-- Start of Provided material --

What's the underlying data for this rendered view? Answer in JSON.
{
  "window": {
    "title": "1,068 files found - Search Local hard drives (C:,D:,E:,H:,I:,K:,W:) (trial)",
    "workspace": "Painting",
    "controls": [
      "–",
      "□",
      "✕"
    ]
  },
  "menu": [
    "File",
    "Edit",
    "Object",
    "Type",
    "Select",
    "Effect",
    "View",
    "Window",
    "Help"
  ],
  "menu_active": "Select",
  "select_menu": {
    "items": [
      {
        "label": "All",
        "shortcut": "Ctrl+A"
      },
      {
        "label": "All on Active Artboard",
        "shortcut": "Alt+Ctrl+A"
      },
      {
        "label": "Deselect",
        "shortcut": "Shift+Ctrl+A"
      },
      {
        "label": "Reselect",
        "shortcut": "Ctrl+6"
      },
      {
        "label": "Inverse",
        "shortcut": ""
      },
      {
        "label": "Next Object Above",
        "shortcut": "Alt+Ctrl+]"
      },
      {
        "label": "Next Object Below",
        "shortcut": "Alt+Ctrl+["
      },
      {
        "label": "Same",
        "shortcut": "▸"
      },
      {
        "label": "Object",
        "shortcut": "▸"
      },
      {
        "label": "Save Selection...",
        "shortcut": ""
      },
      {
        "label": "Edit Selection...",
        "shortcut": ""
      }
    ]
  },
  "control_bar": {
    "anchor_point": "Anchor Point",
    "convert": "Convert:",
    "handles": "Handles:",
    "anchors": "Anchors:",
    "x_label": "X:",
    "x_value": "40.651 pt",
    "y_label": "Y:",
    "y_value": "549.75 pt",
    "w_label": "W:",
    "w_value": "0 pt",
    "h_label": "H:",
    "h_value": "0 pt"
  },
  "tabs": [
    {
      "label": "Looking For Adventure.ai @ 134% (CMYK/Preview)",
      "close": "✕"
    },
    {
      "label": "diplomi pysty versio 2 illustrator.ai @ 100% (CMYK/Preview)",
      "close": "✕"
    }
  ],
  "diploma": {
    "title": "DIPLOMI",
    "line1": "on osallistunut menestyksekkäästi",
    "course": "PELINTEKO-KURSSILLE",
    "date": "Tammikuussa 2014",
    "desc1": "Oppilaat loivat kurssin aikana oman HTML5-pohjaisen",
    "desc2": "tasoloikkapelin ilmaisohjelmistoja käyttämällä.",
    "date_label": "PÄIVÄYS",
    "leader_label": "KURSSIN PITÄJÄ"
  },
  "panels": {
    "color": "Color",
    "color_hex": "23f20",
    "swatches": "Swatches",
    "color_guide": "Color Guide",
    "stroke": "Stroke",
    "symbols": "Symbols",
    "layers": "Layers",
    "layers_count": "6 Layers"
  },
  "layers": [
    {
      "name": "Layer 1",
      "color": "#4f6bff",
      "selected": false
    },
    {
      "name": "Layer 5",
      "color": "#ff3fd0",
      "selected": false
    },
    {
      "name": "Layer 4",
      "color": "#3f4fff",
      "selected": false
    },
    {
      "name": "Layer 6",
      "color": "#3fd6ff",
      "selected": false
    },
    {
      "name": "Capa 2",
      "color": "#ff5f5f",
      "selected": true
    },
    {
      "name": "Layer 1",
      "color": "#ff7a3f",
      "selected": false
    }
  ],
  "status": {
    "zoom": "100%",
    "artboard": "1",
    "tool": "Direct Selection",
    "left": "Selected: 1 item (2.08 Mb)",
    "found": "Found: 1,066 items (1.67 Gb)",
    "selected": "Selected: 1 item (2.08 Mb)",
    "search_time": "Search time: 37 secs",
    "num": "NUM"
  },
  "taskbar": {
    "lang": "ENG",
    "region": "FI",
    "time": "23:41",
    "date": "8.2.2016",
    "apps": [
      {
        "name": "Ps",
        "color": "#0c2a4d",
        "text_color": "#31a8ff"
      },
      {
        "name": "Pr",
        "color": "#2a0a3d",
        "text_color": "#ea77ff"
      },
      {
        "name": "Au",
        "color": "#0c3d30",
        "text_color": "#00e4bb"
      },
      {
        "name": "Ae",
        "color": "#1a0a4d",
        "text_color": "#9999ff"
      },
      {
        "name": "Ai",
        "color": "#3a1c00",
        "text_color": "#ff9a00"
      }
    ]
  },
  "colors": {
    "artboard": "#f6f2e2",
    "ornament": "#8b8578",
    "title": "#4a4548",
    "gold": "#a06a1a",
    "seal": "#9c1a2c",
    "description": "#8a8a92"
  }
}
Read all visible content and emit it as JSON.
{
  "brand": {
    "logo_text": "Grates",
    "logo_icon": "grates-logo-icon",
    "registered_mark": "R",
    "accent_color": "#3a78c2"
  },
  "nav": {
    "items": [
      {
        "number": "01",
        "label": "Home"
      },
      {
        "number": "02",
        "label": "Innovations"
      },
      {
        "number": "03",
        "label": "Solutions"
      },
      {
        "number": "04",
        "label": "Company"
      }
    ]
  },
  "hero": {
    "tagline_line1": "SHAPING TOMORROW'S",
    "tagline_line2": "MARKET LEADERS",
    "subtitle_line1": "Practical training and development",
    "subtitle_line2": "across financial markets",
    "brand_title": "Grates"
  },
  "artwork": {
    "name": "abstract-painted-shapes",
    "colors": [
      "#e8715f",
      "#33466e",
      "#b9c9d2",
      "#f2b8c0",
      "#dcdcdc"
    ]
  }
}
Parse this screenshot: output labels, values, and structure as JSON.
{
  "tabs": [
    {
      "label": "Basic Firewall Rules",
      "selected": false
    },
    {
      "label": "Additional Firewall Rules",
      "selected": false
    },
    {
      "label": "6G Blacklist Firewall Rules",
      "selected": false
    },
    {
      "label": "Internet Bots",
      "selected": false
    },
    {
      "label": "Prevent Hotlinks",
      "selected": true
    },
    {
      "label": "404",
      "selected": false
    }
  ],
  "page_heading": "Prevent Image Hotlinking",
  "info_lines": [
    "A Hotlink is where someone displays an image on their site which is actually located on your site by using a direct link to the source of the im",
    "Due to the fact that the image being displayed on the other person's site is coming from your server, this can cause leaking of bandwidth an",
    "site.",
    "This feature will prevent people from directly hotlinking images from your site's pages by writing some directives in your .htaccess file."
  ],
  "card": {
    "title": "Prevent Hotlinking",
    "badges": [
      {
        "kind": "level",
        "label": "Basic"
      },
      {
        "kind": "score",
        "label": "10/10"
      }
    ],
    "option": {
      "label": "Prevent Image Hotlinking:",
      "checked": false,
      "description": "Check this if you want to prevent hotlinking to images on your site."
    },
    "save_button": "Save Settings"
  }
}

-- End of Provided material --

- [Task objective] Restate each of the entries above verbatim.

- [Completed task]
What's the underlying data for this rendered view? Answer in JSON.
{
  "window": {
    "title": "1,068 files found - Search Local hard drives (C:,D:,E:,H:,I:,K:,W:) (trial)",
    "workspace": "Painting",
    "controls": [
      "–",
      "□",
      "✕"
    ]
  },
  "menu": [
    "File",
    "Edit",
    "Object",
    "Type",
    "Select",
    "Effect",
    "View",
    "Window",
    "Help"
  ],
  "menu_active": "Select",
  "select_menu": {
    "items": [
      {
        "label": "All",
        "shortcut": "Ctrl+A"
      },
      {
        "label": "All on Active Artboard",
        "shortcut": "Alt+Ctrl+A"
      },
      {
        "label": "Deselect",
        "shortcut": "Shift+Ctrl+A"
      },
      {
        "label": "Reselect",
        "shortcut": "Ctrl+6"
      },
      {
        "label": "Inverse",
        "shortcut": ""
      },
      {
        "label": "Next Object Above",
        "shortcut": "Alt+Ctrl+]"
      },
      {
        "label": "Next Object Below",
        "shortcut": "Alt+Ctrl+["
      },
      {
        "label": "Same",
        "shortcut": "▸"
      },
      {
        "label": "Object",
        "shortcut": "▸"
      },
      {
        "label": "Save Selection...",
        "shortcut": ""
      },
      {
        "label": "Edit Selection...",
        "shortcut": ""
      }
    ]
  },
  "control_bar": {
    "anchor_point": "Anchor Point",
    "convert": "Convert:",
    "handles": "Handles:",
    "anchors": "Anchors:",
    "x_label": "X:",
    "x_value": "40.651 pt",
    "y_label": "Y:",
    "y_value": "549.75 pt",
    "w_label": "W:",
    "w_value": "0 pt",
    "h_label": "H:",
    "h_value": "0 pt"
  },
  "tabs": [
    {
      "label": "Looking For Adventure.ai @ 134% (CMYK/Preview)",
      "close": "✕"
    },
    {
      "label": "diplomi pysty versio 2 illustrator.ai @ 100% (CMYK/Preview)",
      "close": "✕"
    }
  ],
  "diploma": {
    "title": "DIPLOMI",
    "line1": "on osallistunut menestyksekkäästi",
    "course": "PELINTEKO-KURSSILLE",
    "date": "Tammikuussa 2014",
    "desc1": "Oppilaat loivat kurssin aikana oman HTML5-pohjaisen",
    "desc2": "tasoloikkapelin ilmaisohjelmistoja käyttämällä.",
    "date_label": "PÄIVÄYS",
    "leader_label": "KURSSIN PITÄJÄ"
  },
  "panels": {
    "color": "Color",
    "color_hex": "23f20",
    "swatches": "Swatches",
    "color_guide": "Color Guide",
    "stroke": "Stroke",
    "symbols": "Symbols",
    "layers": "Layers",
    "layers_count": "6 Layers"
  },
  "layers": [
    {
      "name": "Layer 1",
      "color": "#4f6bff",
      "selected": false
    },
    {
      "name": "Layer 5",
      "color": "#ff3fd0",
      "selected": false
    },
    {
      "name": "Layer 4",
      "color": "#3f4fff",
      "selected": false
    },
    {
      "name": "Layer 6",
      "color": "#3fd6ff",
      "selected": false
    },
    {
      "name": "Capa 2",
      "color": "#ff5f5f",
      "selected": true
    },
    {
      "name": "Layer 1",
      "color": "#ff7a3f",
      "selected": false
    }
  ],
  "status": {
    "zoom": "100%",
    "artboard": "1",
    "tool": "Direct Selection",
    "left": "Selected: 1 item (2.08 Mb)",
    "found": "Found: 1,066 items (1.67 Gb)",
    "selected": "Selected: 1 item (2.08 Mb)",
    "search_time": "Search time: 37 secs",
    "num": "NUM"
  },
  "taskbar": {
    "lang": "ENG",
    "region": "FI",
    "time": "23:41",
    "date": "8.2.2016",
    "apps": [
      {
        "name": "Ps",
        "color": "#0c2a4d",
        "text_color": "#31a8ff"
      },
      {
        "name": "Pr",
        "color": "#2a0a3d",
        "text_color": "#ea77ff"
      },
      {
        "name": "Au",
        "color": "#0c3d30",
        "text_color": "#00e4bb"
      },
      {
        "name": "Ae",
        "color": "#1a0a4d",
        "text_color": "#9999ff"
      },
      {
        "name": "Ai",
        "color": "#3a1c00",
        "text_color": "#ff9a00"
      }
    ]
  },
  "colors": {
    "artboard": "#f6f2e2",
    "ornament": "#8b8578",
    "title": "#4a4548",
    "gold": "#a06a1a",
    "seal": "#9c1a2c",
    "description": "#8a8a92"
  }
}
Read all visible content and emit it as JSON.
{
  "brand": {
    "logo_text": "Grates",
    "logo_icon": "grates-logo-icon",
    "registered_mark": "R",
    "accent_color": "#3a78c2"
  },
  "nav": {
    "items": [
      {
        "number": "01",
        "label": "Home"
      },
      {
        "number": "02",
        "label": "Innovations"
      },
      {
        "number": "03",
        "label": "Solutions"
      },
      {
        "number": "04",
        "label": "Company"
      }
    ]
  },
  "hero": {
    "tagline_line1": "SHAPING TOMORROW'S",
    "tagline_line2": "MARKET LEADERS",
    "subtitle_line1": "Practical training and development",
    "subtitle_line2": "across financial markets",
    "brand_title": "Grates"
  },
  "artwork": {
    "name": "abstract-painted-shapes",
    "colors": [
      "#e8715f",
      "#33466e",
      "#b9c9d2",
      "#f2b8c0",
      "#dcdcdc"
    ]
  }
}
Parse this screenshot: output labels, values, and structure as JSON.
{
  "tabs": [
    {
      "label": "Basic Firewall Rules",
      "selected": false
    },
    {
      "label": "Additional Firewall Rules",
      "selected": false
    },
    {
      "label": "6G Blacklist Firewall Rules",
      "selected": false
    },
    {
      "label": "Internet Bots",
      "selected": false
    },
    {
      "label": "Prevent Hotlinks",
      "selected": true
    },
    {
      "label": "404",
      "selected": false
    }
  ],
  "page_heading": "Prevent Image Hotlinking",
  "info_lines": [
    "A Hotlink is where someone displays an image on their site which is actually located on your site by using a direct link to the source of the im",
    "Due to the fact that the image being displayed on the other person's site is coming from your server, this can cause leaking of bandwidth an",
    "site.",
    "This feature will prevent people from directly hotlinking images from your site's pages by writing some directives in your .htaccess file."
  ],
  "card": {
    "title": "Prevent Hotlinking",
    "badges": [
      {
        "kind": "level",
        "label": "Basic"
      },
      {
        "kind": "score",
        "label": "10/10"
      }
    ],
    "option": {
      "label": "Prevent Image Hotlinking:",
      "checked": false,
      "description": "Check this if you want to prevent hotlinking to images on your site."
    },
    "save_button": "Save Settings"
  }
}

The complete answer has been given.